> _Data for this task_:
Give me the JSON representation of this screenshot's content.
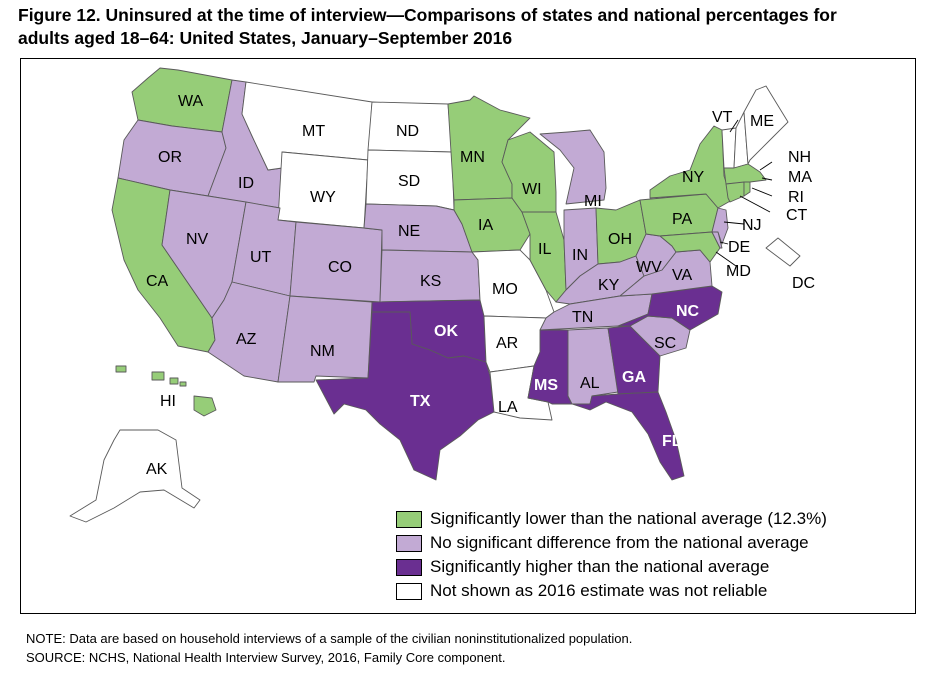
{
  "title_line1": "Figure 12. Uninsured at the time of interview—Comparisons of states and national percentages for",
  "title_line2": "adults aged 18–64: United States, January–September 2016",
  "colors": {
    "lower": "#96cd78",
    "no_difference": "#c2aad4",
    "higher": "#6a2f91",
    "not_shown": "#ffffff",
    "border": "#5a5a5a"
  },
  "legend": [
    {
      "key": "lower",
      "label": "Significantly lower than the national average (12.3%)"
    },
    {
      "key": "no_difference",
      "label": "No significant difference from the national average"
    },
    {
      "key": "higher",
      "label": "Significantly higher than the national average"
    },
    {
      "key": "not_shown",
      "label": "Not shown as 2016 estimate was not reliable"
    }
  ],
  "note": "NOTE: Data are based on household interviews of a sample of the civilian noninstitutionalized population.",
  "source": "SOURCE: NCHS, National Health Interview Survey, 2016, Family Core component.",
  "states": {
    "WA": "lower",
    "OR": "no_difference",
    "CA": "lower",
    "ID": "no_difference",
    "NV": "no_difference",
    "MT": "not_shown",
    "WY": "not_shown",
    "UT": "no_difference",
    "AZ": "no_difference",
    "CO": "no_difference",
    "NM": "no_difference",
    "ND": "not_shown",
    "SD": "not_shown",
    "NE": "no_difference",
    "KS": "no_difference",
    "OK": "higher",
    "TX": "higher",
    "MN": "lower",
    "IA": "lower",
    "MO": "not_shown",
    "AR": "not_shown",
    "LA": "not_shown",
    "WI": "lower",
    "IL": "lower",
    "MI": "no_difference",
    "IN": "no_difference",
    "OH": "lower",
    "KY": "no_difference",
    "TN": "no_difference",
    "MS": "higher",
    "AL": "no_difference",
    "GA": "higher",
    "FL": "higher",
    "SC": "no_difference",
    "NC": "higher",
    "VA": "no_difference",
    "WV": "no_difference",
    "PA": "lower",
    "NY": "lower",
    "VT": "not_shown",
    "NH": "not_shown",
    "ME": "not_shown",
    "MA": "lower",
    "RI": "lower",
    "CT": "lower",
    "NJ": "no_difference",
    "DE": "no_difference",
    "MD": "lower",
    "DC": "not_shown",
    "AK": "not_shown",
    "HI": "lower"
  },
  "labels": {
    "WA": "WA",
    "OR": "OR",
    "CA": "CA",
    "ID": "ID",
    "NV": "NV",
    "MT": "MT",
    "WY": "WY",
    "UT": "UT",
    "AZ": "AZ",
    "CO": "CO",
    "NM": "NM",
    "ND": "ND",
    "SD": "SD",
    "NE": "NE",
    "KS": "KS",
    "OK": "OK",
    "TX": "TX",
    "MN": "MN",
    "IA": "IA",
    "MO": "MO",
    "AR": "AR",
    "LA": "LA",
    "WI": "WI",
    "IL": "IL",
    "MI": "MI",
    "IN": "IN",
    "OH": "OH",
    "KY": "KY",
    "TN": "TN",
    "MS": "MS",
    "AL": "AL",
    "GA": "GA",
    "FL": "FL",
    "SC": "SC",
    "NC": "NC",
    "VA": "VA",
    "WV": "WV",
    "PA": "PA",
    "NY": "NY",
    "VT": "VT",
    "NH": "NH",
    "ME": "ME",
    "MA": "MA",
    "RI": "RI",
    "CT": "CT",
    "NJ": "NJ",
    "DE": "DE",
    "MD": "MD",
    "DC": "DC",
    "AK": "AK",
    "HI": "HI"
  }
}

> _Exercise_:
Show every line in the records above that contains the word "higher".

> _Task result_:
    "higher": "#6a2f91",
      "key": "higher",
      "label": "Significantly higher than the national average"
    "OK": "higher",
    "TX": "higher",
    "MS": "higher",
    "GA": "higher",
    "FL": "higher",
    "NC": "higher",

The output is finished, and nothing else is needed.